#### [DIRECTION]
Output all the material that follows, exactly as given.

[Records from a data collection]
○ ○ ○ ○ ○

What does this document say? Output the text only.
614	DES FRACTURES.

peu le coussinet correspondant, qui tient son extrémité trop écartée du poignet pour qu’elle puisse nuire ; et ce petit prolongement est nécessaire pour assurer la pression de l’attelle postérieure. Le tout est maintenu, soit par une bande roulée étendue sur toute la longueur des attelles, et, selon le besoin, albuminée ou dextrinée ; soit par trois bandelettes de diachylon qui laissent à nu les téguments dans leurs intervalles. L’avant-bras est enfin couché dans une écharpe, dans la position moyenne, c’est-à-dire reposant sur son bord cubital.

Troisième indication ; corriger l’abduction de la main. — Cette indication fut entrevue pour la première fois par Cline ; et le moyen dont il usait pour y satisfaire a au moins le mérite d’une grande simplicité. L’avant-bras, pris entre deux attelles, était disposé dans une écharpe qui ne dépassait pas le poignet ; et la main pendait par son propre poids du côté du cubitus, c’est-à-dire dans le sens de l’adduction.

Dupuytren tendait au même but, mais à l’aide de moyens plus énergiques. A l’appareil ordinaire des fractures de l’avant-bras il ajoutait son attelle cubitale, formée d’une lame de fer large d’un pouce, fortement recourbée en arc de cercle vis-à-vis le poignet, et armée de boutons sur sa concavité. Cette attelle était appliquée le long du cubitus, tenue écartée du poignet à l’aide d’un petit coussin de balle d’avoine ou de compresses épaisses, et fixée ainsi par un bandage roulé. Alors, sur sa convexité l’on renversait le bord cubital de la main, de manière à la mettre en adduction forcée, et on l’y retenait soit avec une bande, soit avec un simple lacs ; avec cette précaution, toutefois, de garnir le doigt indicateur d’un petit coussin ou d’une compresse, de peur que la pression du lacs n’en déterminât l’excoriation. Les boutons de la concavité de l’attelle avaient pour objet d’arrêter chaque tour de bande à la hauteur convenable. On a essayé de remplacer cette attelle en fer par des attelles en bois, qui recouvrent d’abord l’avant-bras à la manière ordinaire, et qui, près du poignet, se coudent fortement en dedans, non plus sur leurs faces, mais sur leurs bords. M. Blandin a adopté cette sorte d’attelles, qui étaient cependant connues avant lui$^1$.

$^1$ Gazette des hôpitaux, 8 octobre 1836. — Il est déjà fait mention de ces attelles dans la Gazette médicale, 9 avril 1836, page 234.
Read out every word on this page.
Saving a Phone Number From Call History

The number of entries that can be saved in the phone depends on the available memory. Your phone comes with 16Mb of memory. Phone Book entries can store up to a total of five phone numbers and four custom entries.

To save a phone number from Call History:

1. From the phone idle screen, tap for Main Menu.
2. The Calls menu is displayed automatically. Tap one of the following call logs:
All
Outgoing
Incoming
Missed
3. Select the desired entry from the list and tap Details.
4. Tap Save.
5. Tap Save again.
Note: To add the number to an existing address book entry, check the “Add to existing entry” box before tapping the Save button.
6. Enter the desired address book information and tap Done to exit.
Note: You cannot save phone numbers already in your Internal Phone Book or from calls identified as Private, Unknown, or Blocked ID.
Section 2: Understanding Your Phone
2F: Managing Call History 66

○ ○ ○ ○ ○

#### [RESPONSE]
What does this document say? Output the text only.
614	DES FRACTURES.

peu le coussinet correspondant, qui tient son extrémité trop écartée du poignet pour qu’elle puisse nuire ; et ce petit prolongement est nécessaire pour assurer la pression de l’attelle postérieure. Le tout est maintenu, soit par une bande roulée étendue sur toute la longueur des attelles, et, selon le besoin, albuminée ou dextrinée ; soit par trois bandelettes de diachylon qui laissent à nu les téguments dans leurs intervalles. L’avant-bras est enfin couché dans une écharpe, dans la position moyenne, c’est-à-dire reposant sur son bord cubital.

Troisième indication ; corriger l’abduction de la main. — Cette indication fut entrevue pour la première fois par Cline ; et le moyen dont il usait pour y satisfaire a au moins le mérite d’une grande simplicité. L’avant-bras, pris entre deux attelles, était disposé dans une écharpe qui ne dépassait pas le poignet ; et la main pendait par son propre poids du côté du cubitus, c’est-à-dire dans le sens de l’adduction.

Dupuytren tendait au même but, mais à l’aide de moyens plus énergiques. A l’appareil ordinaire des fractures de l’avant-bras il ajoutait son attelle cubitale, formée d’une lame de fer large d’un pouce, fortement recourbée en arc de cercle vis-à-vis le poignet, et armée de boutons sur sa concavité. Cette attelle était appliquée le long du cubitus, tenue écartée du poignet à l’aide d’un petit coussin de balle d’avoine ou de compresses épaisses, et fixée ainsi par un bandage roulé. Alors, sur sa convexité l’on renversait le bord cubital de la main, de manière à la mettre en adduction forcée, et on l’y retenait soit avec une bande, soit avec un simple lacs ; avec cette précaution, toutefois, de garnir le doigt indicateur d’un petit coussin ou d’une compresse, de peur que la pression du lacs n’en déterminât l’excoriation. Les boutons de la concavité de l’attelle avaient pour objet d’arrêter chaque tour de bande à la hauteur convenable. On a essayé de remplacer cette attelle en fer par des attelles en bois, qui recouvrent d’abord l’avant-bras à la manière ordinaire, et qui, près du poignet, se coudent fortement en dedans, non plus sur leurs faces, mais sur leurs bords. M. Blandin a adopté cette sorte d’attelles, qui étaient cependant connues avant lui$^1$.

$^1$ Gazette des hôpitaux, 8 octobre 1836. — Il est déjà fait mention de ces attelles dans la Gazette médicale, 9 avril 1836, page 234.
Read out every word on this page.
Saving a Phone Number From Call History

The number of entries that can be saved in the phone depends on the available memory. Your phone comes with 16Mb of memory. Phone Book entries can store up to a total of five phone numbers and four custom entries.

To save a phone number from Call History:

1. From the phone idle screen, tap for Main Menu.
2. The Calls menu is displayed automatically. Tap one of the following call logs:
All
Outgoing
Incoming
Missed
3. Select the desired entry from the list and tap Details.
4. Tap Save.
5. Tap Save again.
Note: To add the number to an existing address book entry, check the “Add to existing entry” box before tapping the Save button.
6. Enter the desired address book information and tap Done to exit.
Note: You cannot save phone numbers already in your Internal Phone Book or from calls identified as Private, Unknown, or Blocked ID.
Section 2: Understanding Your Phone
2F: Managing Call History 66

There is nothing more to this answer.